REQUIRED WORK: Reproduce each record below exactly as written.

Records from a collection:
★ ★ ★ ★

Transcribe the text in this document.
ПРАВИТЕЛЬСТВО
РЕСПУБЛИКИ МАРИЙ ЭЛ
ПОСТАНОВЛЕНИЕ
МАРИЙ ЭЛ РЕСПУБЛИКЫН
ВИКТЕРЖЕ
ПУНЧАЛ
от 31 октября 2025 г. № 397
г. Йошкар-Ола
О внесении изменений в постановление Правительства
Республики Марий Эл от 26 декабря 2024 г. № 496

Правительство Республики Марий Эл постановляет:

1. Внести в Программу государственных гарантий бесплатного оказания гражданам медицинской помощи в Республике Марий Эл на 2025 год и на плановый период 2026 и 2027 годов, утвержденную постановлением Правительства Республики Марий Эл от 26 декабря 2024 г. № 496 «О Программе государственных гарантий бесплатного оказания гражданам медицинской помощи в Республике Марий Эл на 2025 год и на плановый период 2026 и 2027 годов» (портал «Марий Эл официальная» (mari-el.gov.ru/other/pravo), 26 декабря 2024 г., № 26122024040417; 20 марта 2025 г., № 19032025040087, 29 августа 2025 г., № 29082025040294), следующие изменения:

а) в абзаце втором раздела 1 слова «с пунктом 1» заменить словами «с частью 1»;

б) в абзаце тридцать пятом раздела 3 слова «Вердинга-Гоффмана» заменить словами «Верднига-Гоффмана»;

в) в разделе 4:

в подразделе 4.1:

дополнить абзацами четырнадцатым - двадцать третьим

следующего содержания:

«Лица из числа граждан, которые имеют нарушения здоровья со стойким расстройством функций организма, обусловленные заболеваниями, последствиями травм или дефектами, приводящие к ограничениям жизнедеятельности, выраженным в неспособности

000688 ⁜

★ ★ ★ ★

ANSWER FOR THIS EXERCISE:
Transcribe the text in this document.
ПРАВИТЕЛЬСТВО
РЕСПУБЛИКИ МАРИЙ ЭЛ
ПОСТАНОВЛЕНИЕ
МАРИЙ ЭЛ РЕСПУБЛИКЫН
ВИКТЕРЖЕ
ПУНЧАЛ
от 31 октября 2025 г. № 397
г. Йошкар-Ола
О внесении изменений в постановление Правительства
Республики Марий Эл от 26 декабря 2024 г. № 496

Правительство Республики Марий Эл постановляет:

1. Внести в Программу государственных гарантий бесплатного оказания гражданам медицинской помощи в Республике Марий Эл на 2025 год и на плановый период 2026 и 2027 годов, утвержденную постановлением Правительства Республики Марий Эл от 26 декабря 2024 г. № 496 «О Программе государственных гарантий бесплатного оказания гражданам медицинской помощи в Республике Марий Эл на 2025 год и на плановый период 2026 и 2027 годов» (портал «Марий Эл официальная» (mari-el.gov.ru/other/pravo), 26 декабря 2024 г., № 26122024040417; 20 марта 2025 г., № 19032025040087, 29 августа 2025 г., № 29082025040294), следующие изменения:

а) в абзаце втором раздела 1 слова «с пунктом 1» заменить словами «с частью 1»;

б) в абзаце тридцать пятом раздела 3 слова «Вердинга-Гоффмана» заменить словами «Верднига-Гоффмана»;

в) в разделе 4:

в подразделе 4.1:

дополнить абзацами четырнадцатым - двадцать третьим

следующего содержания:

«Лица из числа граждан, которые имеют нарушения здоровья со стойким расстройством функций организма, обусловленные заболеваниями, последствиями травм или дефектами, приводящие к ограничениям жизнедеятельности, выраженным в неспособности

000688 ⁜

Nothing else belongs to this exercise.